*What this task involves:*
Write the data below out exactly as it stands. Do not include the pictures.

*Exercise material:*
-- start --

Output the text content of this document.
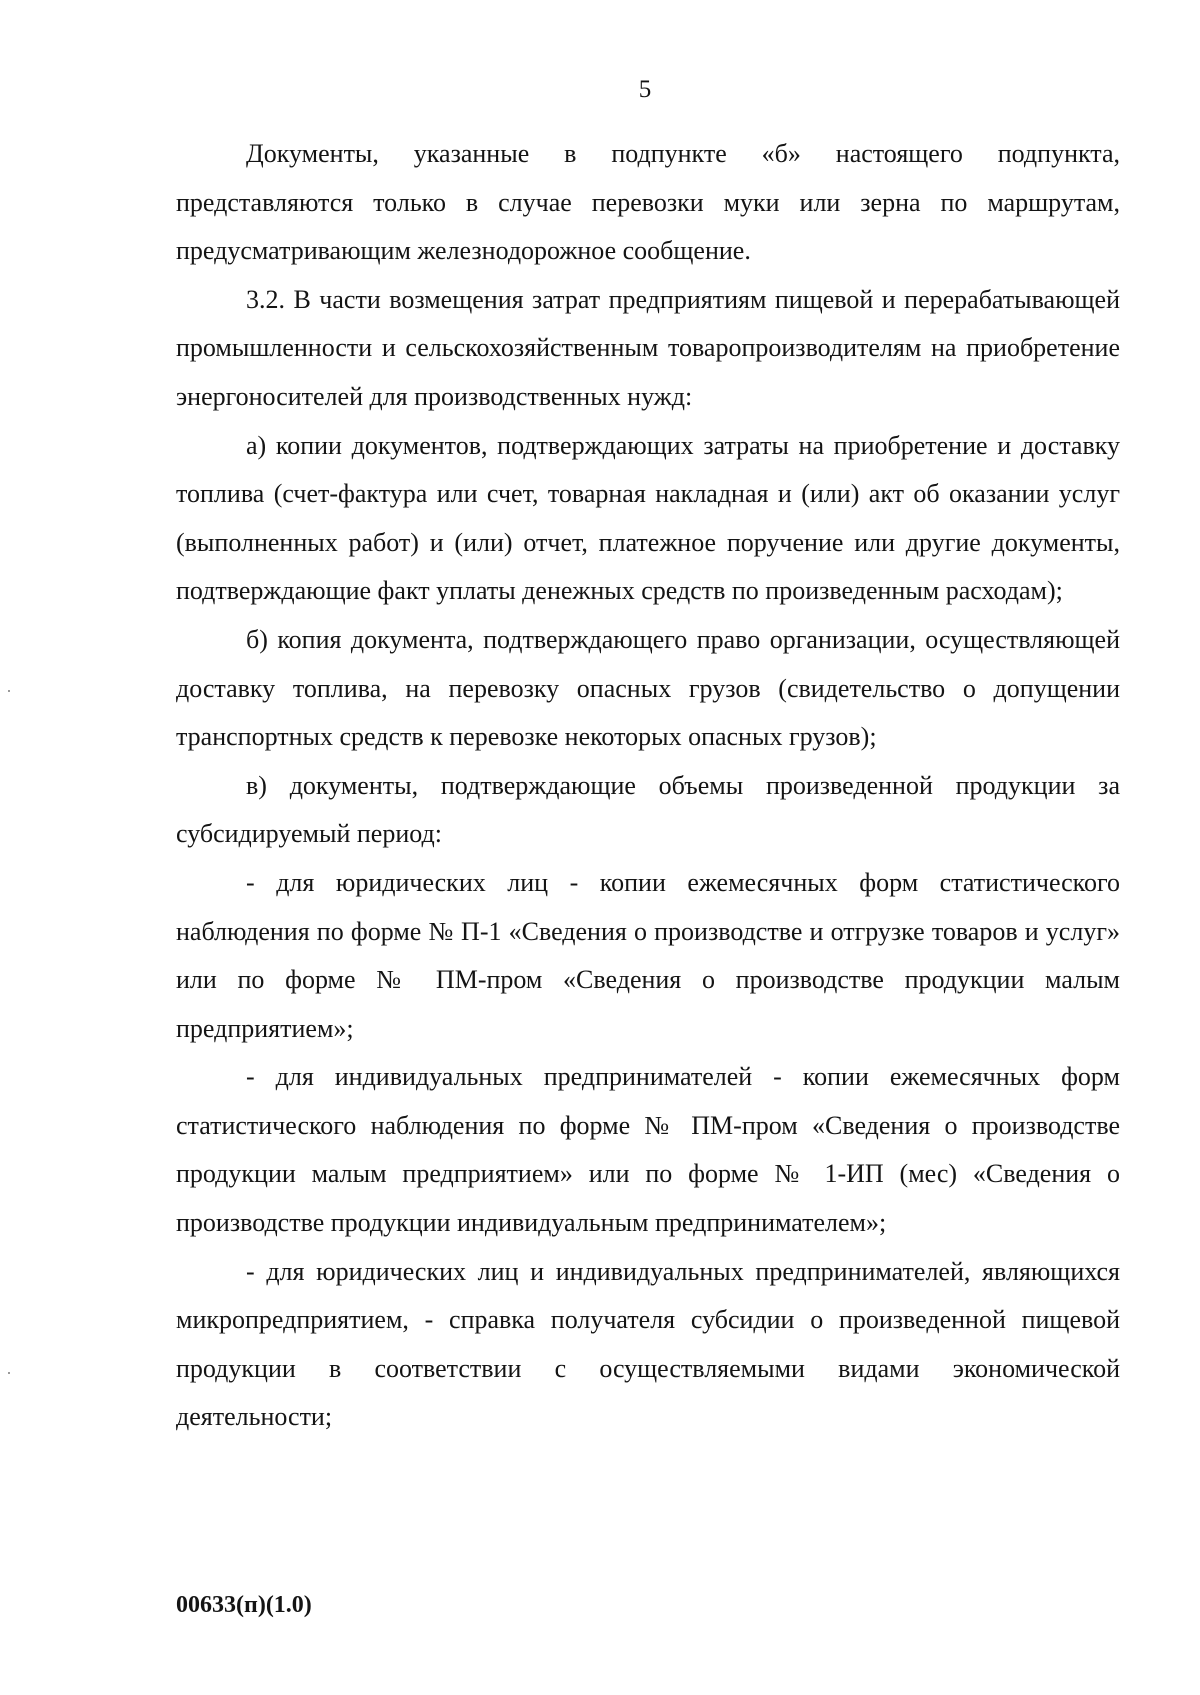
5

Документы, указанные в подпункте «б» настоящего подпункта, представляются только в случае перевозки муки или зерна по маршрутам, предусматривающим железнодорожное сообщение.

3.2. В части возмещения затрат предприятиям пищевой и перерабатывающей промышленности и сельскохозяйственным товаропроизводителям на приобретение энергоносителей для производственных нужд:

а) копии документов, подтверждающих затраты на приобретение и доставку топлива (счет-фактура или счет, товарная накладная и (или) акт об оказании услуг (выполненных работ) и (или) отчет, платежное поручение или другие документы, подтверждающие факт уплаты денежных средств по произведенным расходам);

б) копия документа, подтверждающего право организации, осуществляющей доставку топлива, на перевозку опасных грузов (свидетельство о допущении транспортных средств к перевозке некоторых опасных грузов);

в) документы, подтверждающие объемы произведенной продукции за субсидируемый период:

- для юридических лиц - копии ежемесячных форм статистического наблюдения по форме № П-1 «Сведения о производстве и отгрузке товаров и услуг» или по форме № ПМ-пром «Сведения о производстве продукции малым предприятием»;

- для индивидуальных предпринимателей - копии ежемесячных форм статистического наблюдения по форме № ПМ-пром «Сведения о производстве продукции малым предприятием» или по форме № 1-ИП (мес) «Сведения о производстве продукции индивидуальным предпринимателем»;

- для юридических лиц и индивидуальных предпринимателей, являющихся микропредприятием, - справка получателя субсидии о произведенной пищевой продукции в соответствии с осуществляемыми видами экономической деятельности;

00633(п)(1.0)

-- end --

*Exercise solution:*
Output the text content of this document.
5

Документы, указанные в подпункте «б» настоящего подпункта, представляются только в случае перевозки муки или зерна по маршрутам, предусматривающим железнодорожное сообщение.

3.2. В части возмещения затрат предприятиям пищевой и перерабатывающей промышленности и сельскохозяйственным товаропроизводителям на приобретение энергоносителей для производственных нужд:

а) копии документов, подтверждающих затраты на приобретение и доставку топлива (счет-фактура или счет, товарная накладная и (или) акт об оказании услуг (выполненных работ) и (или) отчет, платежное поручение или другие документы, подтверждающие факт уплаты денежных средств по произведенным расходам);

б) копия документа, подтверждающего право организации, осуществляющей доставку топлива, на перевозку опасных грузов (свидетельство о допущении транспортных средств к перевозке некоторых опасных грузов);

в) документы, подтверждающие объемы произведенной продукции за субсидируемый период:

- для юридических лиц - копии ежемесячных форм статистического наблюдения по форме № П-1 «Сведения о производстве и отгрузке товаров и услуг» или по форме № ПМ-пром «Сведения о производстве продукции малым предприятием»;

- для индивидуальных предпринимателей - копии ежемесячных форм статистического наблюдения по форме № ПМ-пром «Сведения о производстве продукции малым предприятием» или по форме № 1-ИП (мес) «Сведения о производстве продукции индивидуальным предпринимателем»;

- для юридических лиц и индивидуальных предпринимателей, являющихся микропредприятием, - справка получателя субсидии о произведенной пищевой продукции в соответствии с осуществляемыми видами экономической деятельности;

00633(п)(1.0)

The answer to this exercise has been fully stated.